§ Task directions: Below are the records; copy each line in them that holds the word "this".

§ Dataset records:
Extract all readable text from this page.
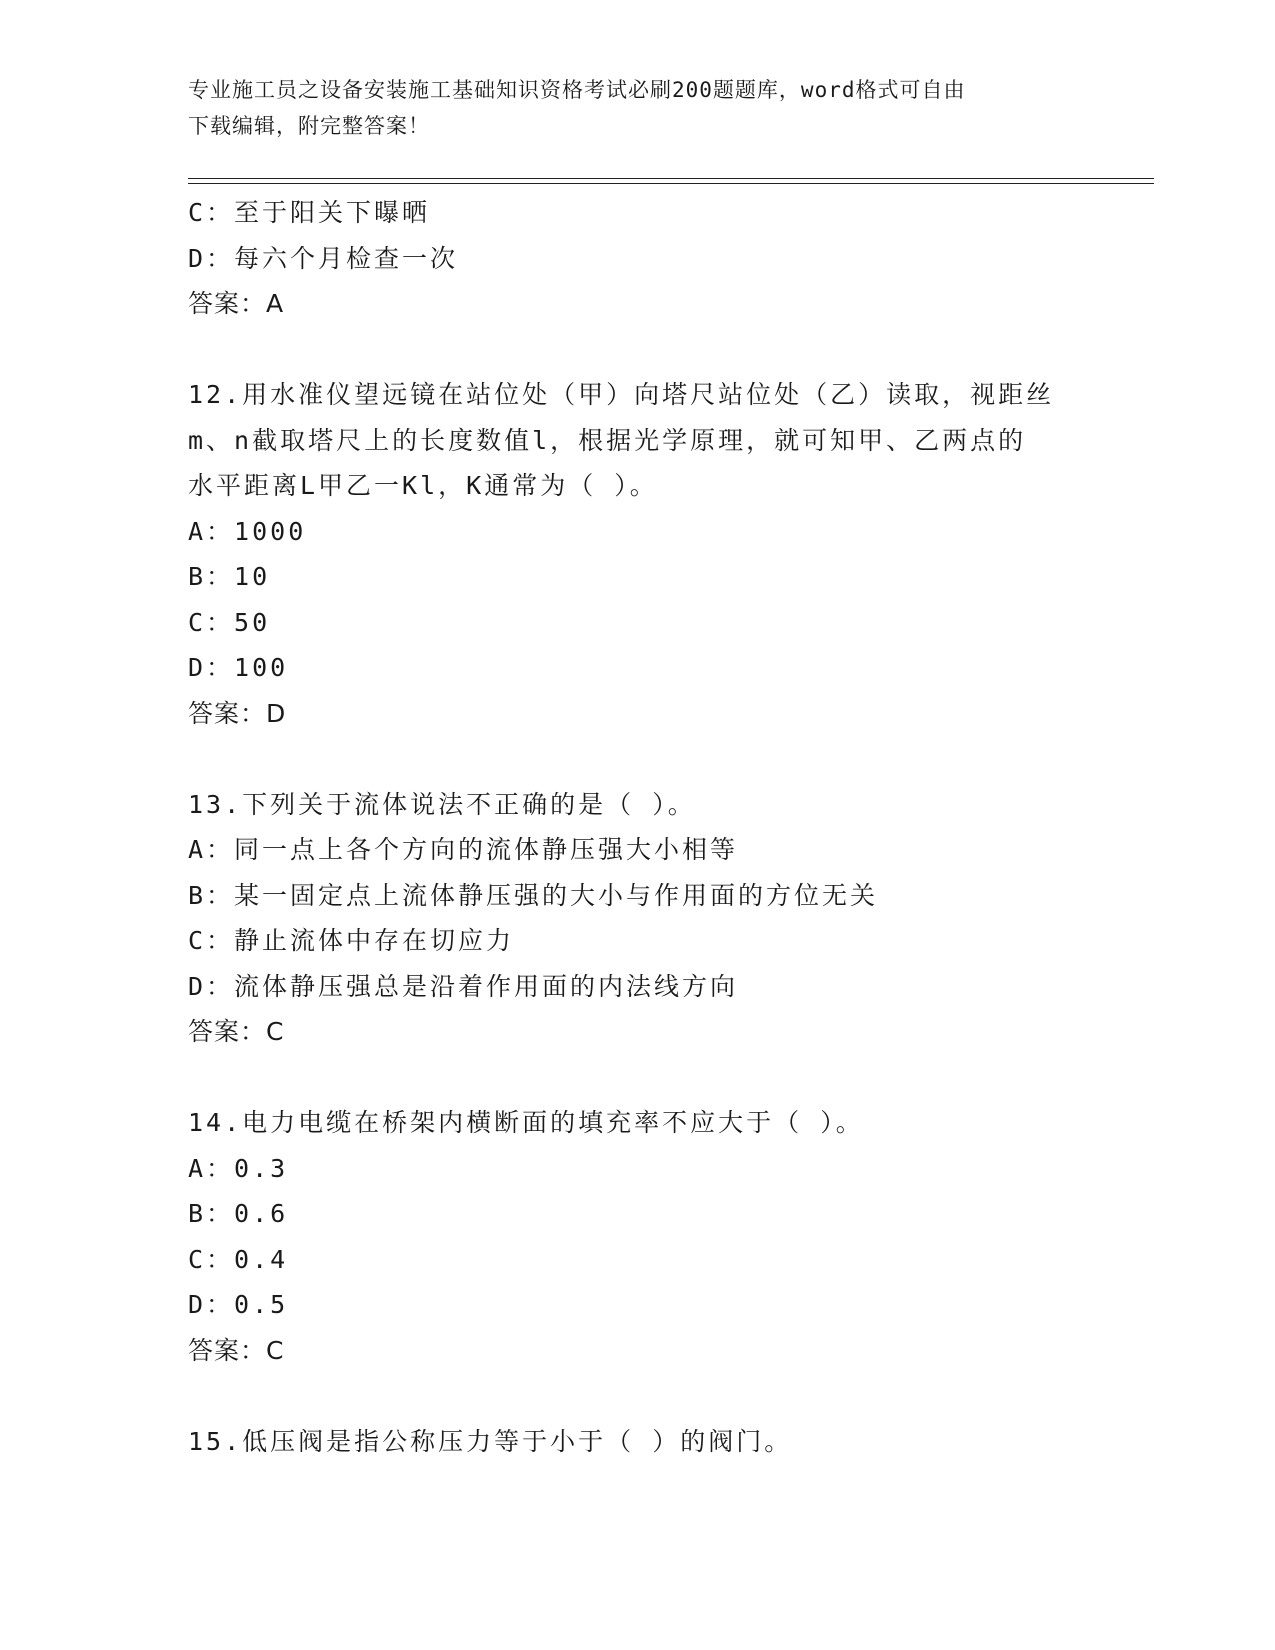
专业施工员之设备安装施工基础知识资格考试必刷200题题库，word格式可自由
下载编辑，附完整答案！
C：至于阳关下曝晒
D：每六个月检查一次
答案：A
12.用水准仪望远镜在站位处（甲）向塔尺站位处（乙）读取，视距丝
m、n截取塔尺上的长度数值l，根据光学原理，就可知甲、乙两点的
水平距离L甲乙一Kl，K通常为（ ）。
A：1000
B：10
C：50
D：100
答案：D
13.下列关于流体说法不正确的是（ ）。
A：同一点上各个方向的流体静压强大小相等
B：某一固定点上流体静压强的大小与作用面的方位无关
C：静止流体中存在切应力
D：流体静压强总是沿着作用面的内法线方向
答案：C
14.电力电缆在桥架内横断面的填充率不应大于（ ）。
A：0.3
B：0.6
C：0.4
D：0.5
答案：C
15.低压阀是指公称压力等于小于（ ）的阀门。
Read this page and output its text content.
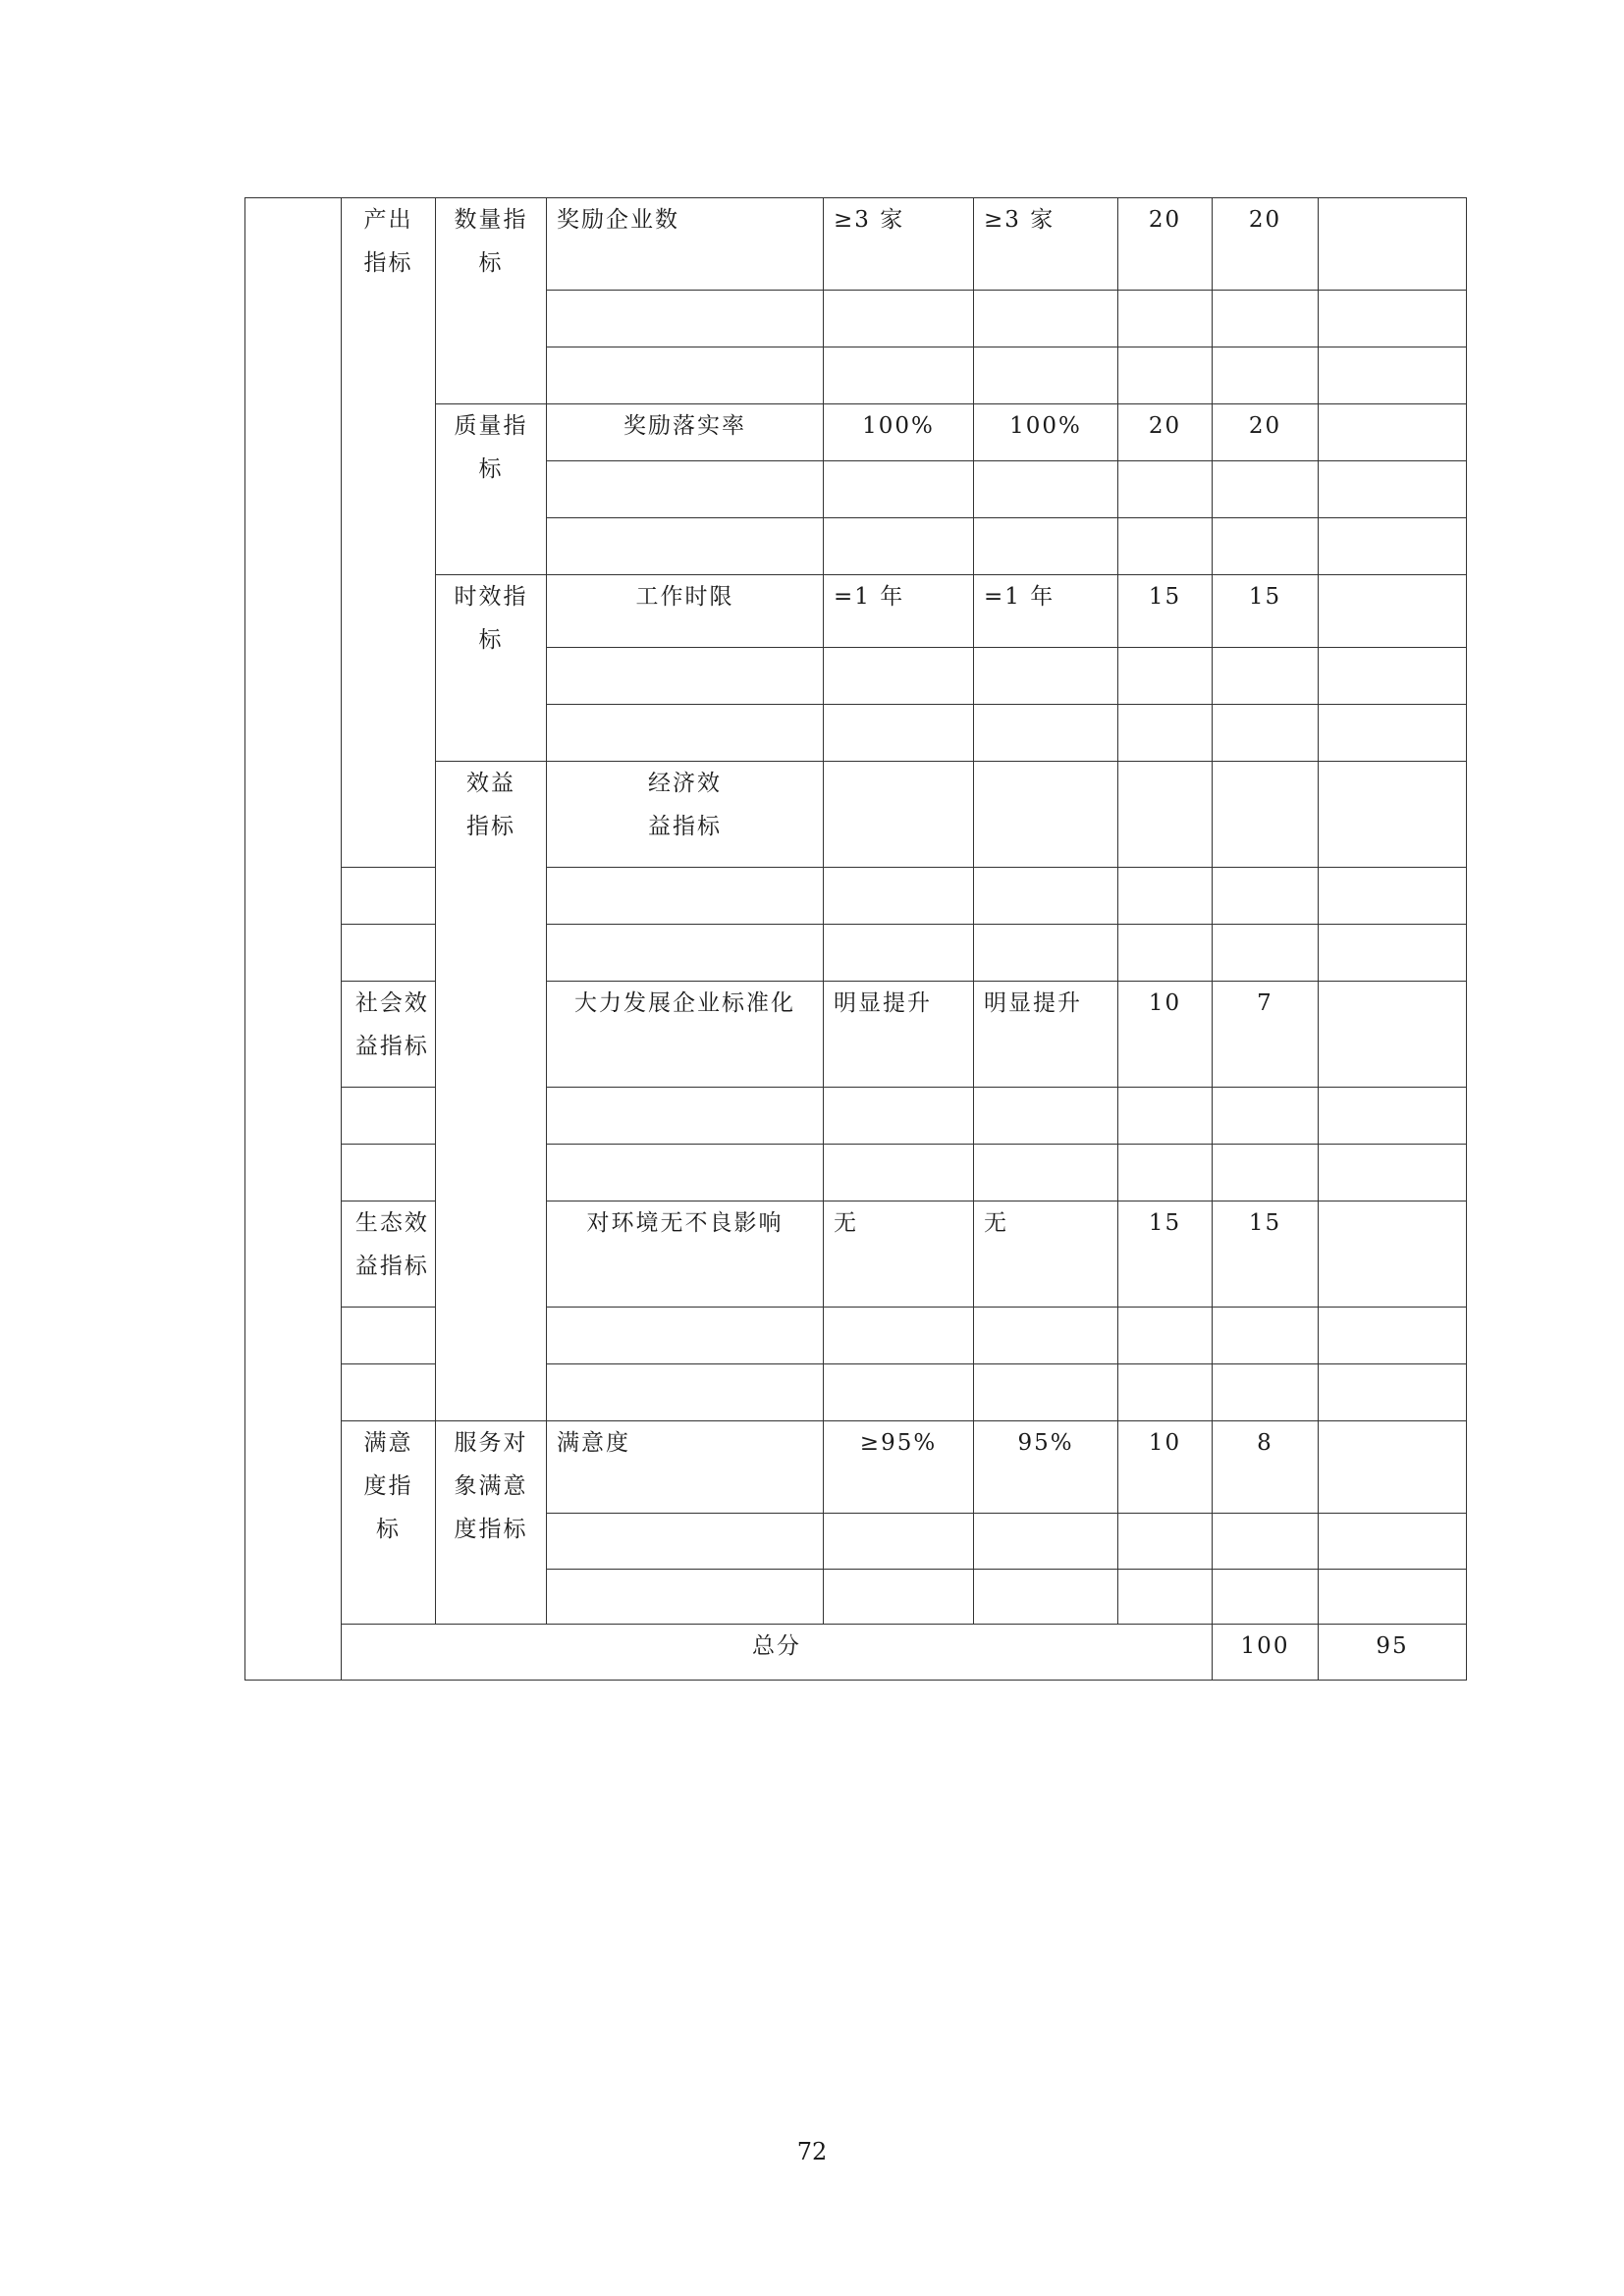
	产出指标	数量指标	奖励企业数	≥3 家	≥3 家	20	20		

		质量指标	奖励落实率	100%	100%	20	20		

		时效指标	工作时限	=1 年	=1 年	15	15		

		效益指标	经济效益指标						

	社会效益指标		大力发展企业标准化	明显提升	明显提升	10	7		

	生态效益指标		对环境无不良影响	无	无	15	15		

	满意度指标	服务对象满意度指标	满意度	≥95%	95%	10	8		

	总分						100	95	
72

§ Correct answer:
Extract all readable text from this page.
Read this page and output its text content.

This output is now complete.